Rewrite all of the records with each "x-tick-label" changed to "x-axis-tick", keeping everything else the same and omitting the pictures.

Box annotation data
-- START --

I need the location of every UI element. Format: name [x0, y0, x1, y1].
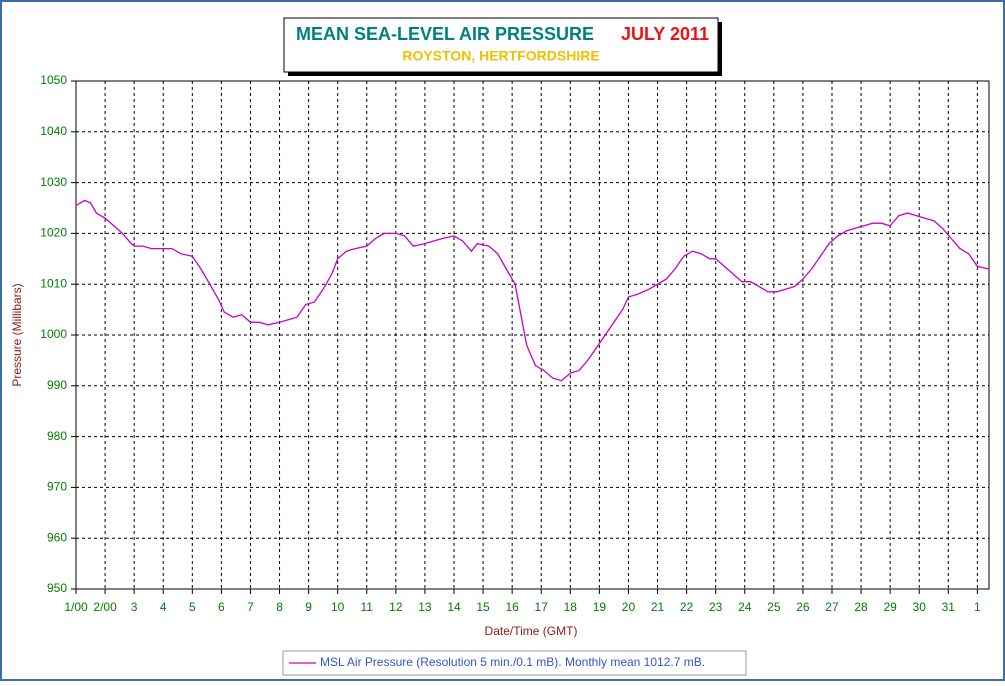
x-tick-label: 27 [825, 600, 839, 614]
x-tick-label: 29 [883, 600, 897, 614]
y-tick-label: 1010 [40, 276, 67, 290]
x-tick-label: 16 [505, 600, 519, 614]
series-line [75, 199, 990, 382]
y-tick-label: 960 [47, 530, 67, 544]
x-tick-label: 6 [218, 600, 225, 614]
x-tick-label: 19 [593, 600, 607, 614]
y-tick-label: 980 [47, 429, 67, 443]
x-tick-label: 1 [974, 600, 981, 614]
x-tick-label: 2/00 [93, 600, 117, 614]
x-tick-label: 8 [276, 600, 283, 614]
x-tick-label: 20 [622, 600, 636, 614]
x-axis-label: Date/Time (GMT) [485, 624, 578, 638]
plot-border [75, 80, 990, 590]
x-tick-label: 4 [160, 600, 167, 614]
chart-subtitle: ROYSTON, HERTFORDSHIRE [402, 48, 599, 64]
y-tick-label: 1020 [40, 226, 67, 240]
x-tick-label: 5 [189, 600, 196, 614]
y-tick-label: 1050 [40, 73, 67, 87]
y-tick-label: 950 [47, 581, 67, 595]
y-tick-label: 1000 [40, 327, 67, 341]
x-tick-label: 22 [680, 600, 694, 614]
y-tick-label: 1030 [40, 175, 67, 189]
x-tick-label: 31 [942, 600, 956, 614]
x-tick-label: 12 [389, 600, 403, 614]
y-tick-label: 1040 [40, 124, 67, 138]
x-tick-label: 9 [305, 600, 312, 614]
x-tick-label: 26 [796, 600, 810, 614]
y-tick-label: 970 [47, 480, 67, 494]
x-tick-label: 14 [447, 600, 461, 614]
x-tick-label: 21 [651, 600, 665, 614]
y-tick-label: 990 [47, 378, 67, 392]
x-tick-label: 25 [767, 600, 781, 614]
x-tick-label: 28 [854, 600, 868, 614]
x-tick-label: 15 [476, 600, 490, 614]
y-axis-label: Pressure (Millibars) [10, 283, 24, 386]
x-tick-label: 24 [738, 600, 752, 614]
x-tick-label: 30 [913, 600, 927, 614]
x-tick-label: 3 [131, 600, 138, 614]
chart-title-date: JULY 2011 [621, 24, 709, 44]
legend-label: MSL Air Pressure (Resolution 5 min./0.1 … [320, 655, 705, 669]
x-tick-label: 23 [709, 600, 723, 614]
x-tick-label: 10 [331, 600, 345, 614]
x-tick-label: 7 [247, 600, 254, 614]
chart-title: MEAN SEA-LEVEL AIR PRESSURE [296, 24, 594, 44]
x-tick-label: 18 [564, 600, 578, 614]
legend-box [282, 650, 747, 676]
x-tick-label: 17 [535, 600, 549, 614]
x-tick-label: 1/00 [64, 600, 88, 614]
x-tick-label: 13 [418, 600, 432, 614]
x-tick-label: 11 [361, 600, 374, 614]
title-box [283, 17, 719, 73]
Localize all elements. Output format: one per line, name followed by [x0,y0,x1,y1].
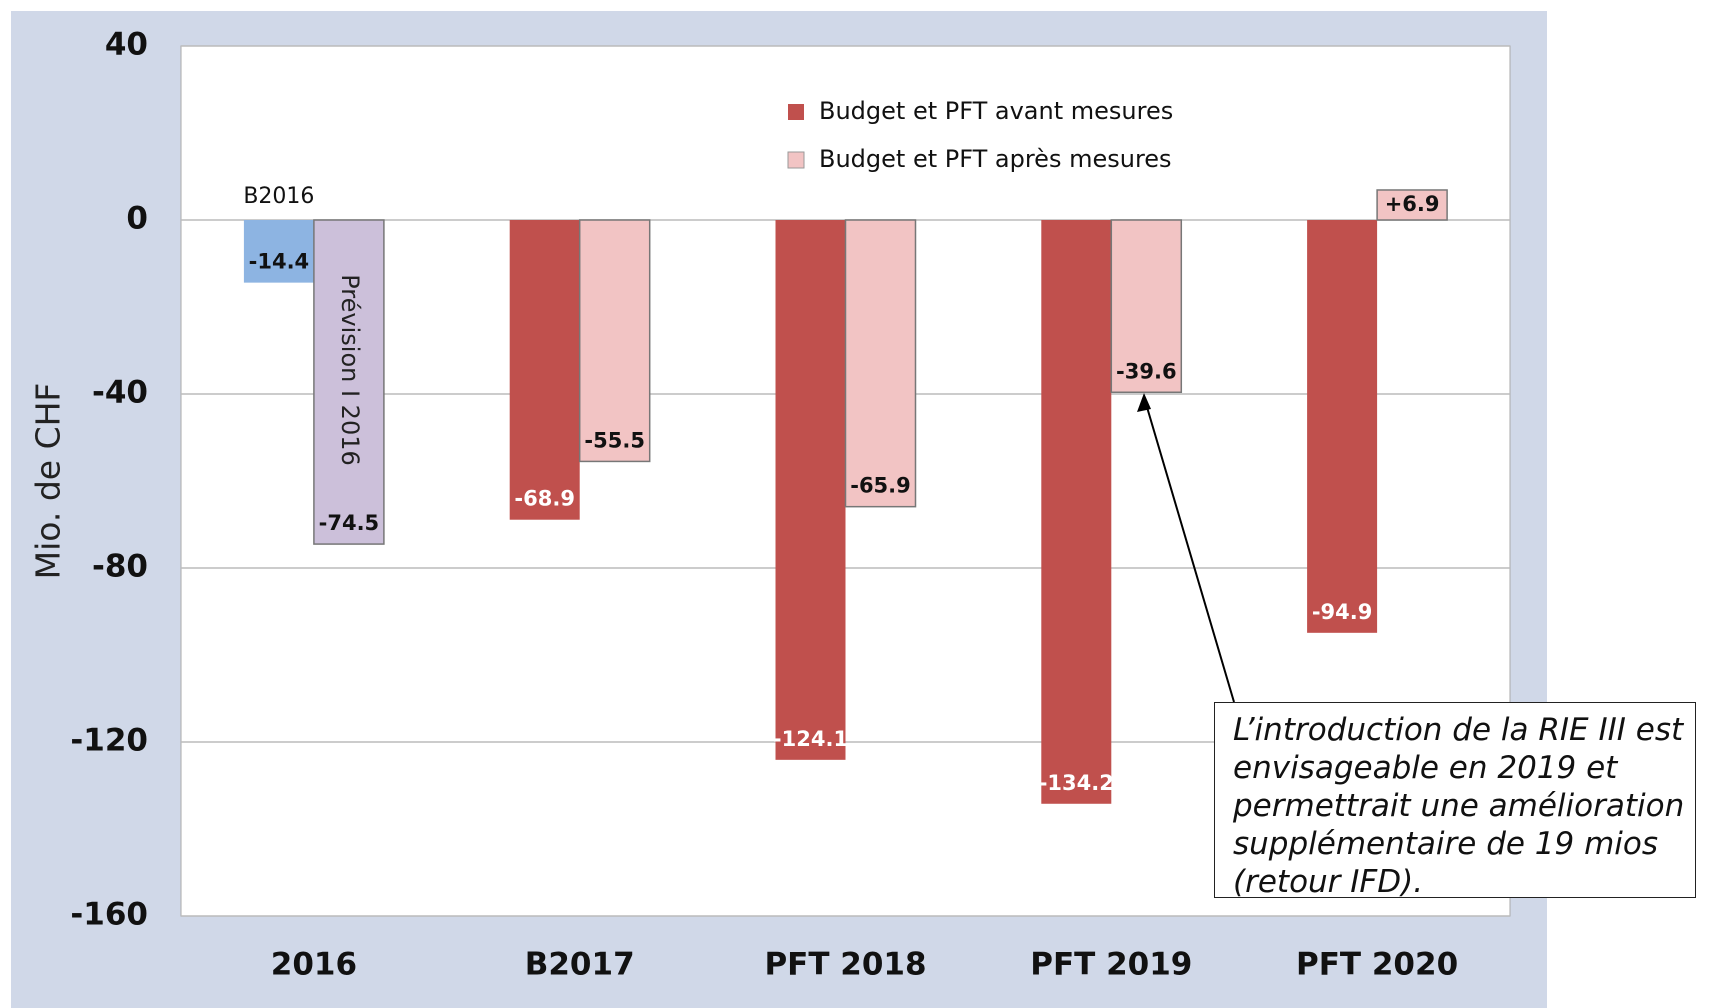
y-tick-label: 0 [126,201,148,237]
data-label: -74.5 [319,511,380,535]
data-label: -39.6 [1116,359,1177,383]
bar [313,219,385,545]
x-tick-label: PFT 2018 [764,947,926,983]
data-label: -14.4 [249,250,310,274]
legend-label: Budget et PFT après mesures [819,145,1172,173]
annotation: Prévision I 2016 [336,274,364,466]
y-tick-label: -40 [92,375,148,411]
data-label: -65.9 [850,474,911,498]
data-label: -68.9 [514,487,575,511]
annotation-arrow [1143,396,1235,703]
bar [243,220,314,283]
arrow-head [1137,393,1151,412]
y-axis-label: Mio. de CHF [29,383,68,580]
x-tick-label: PFT 2019 [1030,947,1192,983]
legend-label: Budget et PFT avant mesures [819,97,1173,125]
bar [1041,220,1112,804]
legend-marker [787,151,805,169]
annotation: B2016 [243,184,314,209]
y-tick-label: -160 [70,897,148,933]
data-label: -94.9 [1312,600,1373,624]
bar [509,220,580,520]
bar [1110,219,1183,394]
bar [578,219,651,463]
x-tick-label: B2017 [525,947,635,983]
bar [1376,189,1448,221]
data-label: -134.2 [1039,771,1114,795]
data-label: -55.5 [584,428,645,452]
y-tick-label: -120 [70,723,148,759]
x-tick-label: PFT 2020 [1296,947,1458,983]
bar [775,220,846,760]
bar [844,219,917,508]
y-tick-label: 40 [105,27,148,63]
x-tick-label: 2016 [271,947,357,983]
data-label: -124.1 [773,727,848,751]
data-label: +6.9 [1385,192,1440,216]
y-tick-label: -80 [92,549,148,585]
bars [243,189,1448,804]
annotation-box: L’introduction de la RIE III est envisag… [1214,702,1696,900]
bar [1307,220,1378,633]
legend-marker [788,104,804,120]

-- END --

#### [REPLY TO THE EXERCISE]
I need the location of every UI element. Format: name [x0, y0, x1, y1].
x-axis-tick: 27 [825, 600, 839, 614]
x-axis-tick: 29 [883, 600, 897, 614]
y-tick-label: 1010 [40, 276, 67, 290]
x-axis-tick: 16 [505, 600, 519, 614]
series-line [75, 199, 990, 382]
y-tick-label: 960 [47, 530, 67, 544]
x-axis-tick: 6 [218, 600, 225, 614]
x-axis-tick: 19 [593, 600, 607, 614]
y-tick-label: 980 [47, 429, 67, 443]
x-axis-tick: 1 [974, 600, 981, 614]
x-axis-tick: 2/00 [93, 600, 117, 614]
x-axis-tick: 8 [276, 600, 283, 614]
x-axis-tick: 20 [622, 600, 636, 614]
x-axis-label: Date/Time (GMT) [485, 624, 578, 638]
plot-border [75, 80, 990, 590]
x-axis-tick: 4 [160, 600, 167, 614]
chart-subtitle: ROYSTON, HERTFORDSHIRE [402, 48, 599, 64]
y-tick-label: 1020 [40, 226, 67, 240]
x-axis-tick: 5 [189, 600, 196, 614]
y-tick-label: 1050 [40, 73, 67, 87]
y-tick-label: 950 [47, 581, 67, 595]
y-tick-label: 1000 [40, 327, 67, 341]
x-axis-tick: 22 [680, 600, 694, 614]
y-tick-label: 1030 [40, 175, 67, 189]
x-axis-tick: 31 [942, 600, 956, 614]
x-axis-tick: 12 [389, 600, 403, 614]
y-tick-label: 1040 [40, 124, 67, 138]
x-axis-tick: 9 [305, 600, 312, 614]
x-axis-tick: 26 [796, 600, 810, 614]
y-tick-label: 970 [47, 480, 67, 494]
x-axis-tick: 14 [447, 600, 461, 614]
x-axis-tick: 21 [651, 600, 665, 614]
y-tick-label: 990 [47, 378, 67, 392]
x-axis-tick: 25 [767, 600, 781, 614]
x-axis-tick: 28 [854, 600, 868, 614]
x-axis-tick: 15 [476, 600, 490, 614]
y-axis-label: Pressure (Millibars) [10, 283, 24, 386]
x-axis-tick: 24 [738, 600, 752, 614]
x-axis-tick: 30 [913, 600, 927, 614]
x-axis-tick: 3 [131, 600, 138, 614]
chart-title-date: JULY 2011 [621, 24, 709, 44]
legend-label: MSL Air Pressure (Resolution 5 min./0.1 … [320, 655, 705, 669]
x-axis-tick: 23 [709, 600, 723, 614]
x-axis-tick: 10 [331, 600, 345, 614]
x-axis-tick: 7 [247, 600, 254, 614]
chart-title: MEAN SEA-LEVEL AIR PRESSURE [296, 24, 594, 44]
x-axis-tick: 18 [564, 600, 578, 614]
legend-box [282, 650, 747, 676]
x-axis-tick: 17 [535, 600, 549, 614]
x-axis-tick: 1/00 [64, 600, 88, 614]
x-axis-tick: 13 [418, 600, 432, 614]
x-axis-tick: 11 [361, 600, 374, 614]
title-box [283, 17, 719, 73]
Localize all elements. Output format: one per line, name followed by [x0,y0,x1,y1].
y-tick-label: 0 [126,201,148,237]
data-label: -74.5 [319,511,380,535]
data-label: -39.6 [1116,359,1177,383]
bar [313,219,385,545]
x-axis-tick: PFT 2018 [764,947,926,983]
data-label: -14.4 [249,250,310,274]
legend-label: Budget et PFT après mesures [819,145,1172,173]
annotation: Prévision I 2016 [336,274,364,466]
y-tick-label: -40 [92,375,148,411]
data-label: -65.9 [850,474,911,498]
data-label: -68.9 [514,487,575,511]
annotation-arrow [1143,396,1235,703]
bar [243,220,314,283]
arrow-head [1137,393,1151,412]
y-axis-label: Mio. de CHF [29,383,68,580]
x-axis-tick: PFT 2019 [1030,947,1192,983]
legend-label: Budget et PFT avant mesures [819,97,1173,125]
bar [1041,220,1112,804]
legend-marker [787,151,805,169]
annotation: B2016 [243,184,314,209]
y-tick-label: -160 [70,897,148,933]
data-label: -94.9 [1312,600,1373,624]
bar [509,220,580,520]
bar [1110,219,1183,394]
bar [578,219,651,463]
x-axis-tick: B2017 [525,947,635,983]
bar [1376,189,1448,221]
data-label: -134.2 [1039,771,1114,795]
data-label: -55.5 [584,428,645,452]
y-tick-label: -120 [70,723,148,759]
x-axis-tick: PFT 2020 [1296,947,1458,983]
bar [775,220,846,760]
bar [844,219,917,508]
y-tick-label: 40 [105,27,148,63]
x-axis-tick: 2016 [271,947,357,983]
data-label: -124.1 [773,727,848,751]
data-label: +6.9 [1385,192,1440,216]
y-tick-label: -80 [92,549,148,585]
bars [243,189,1448,804]
annotation-box: L’introduction de la RIE III est envisag… [1214,702,1696,900]
bar [1307,220,1378,633]
legend-marker [788,104,804,120]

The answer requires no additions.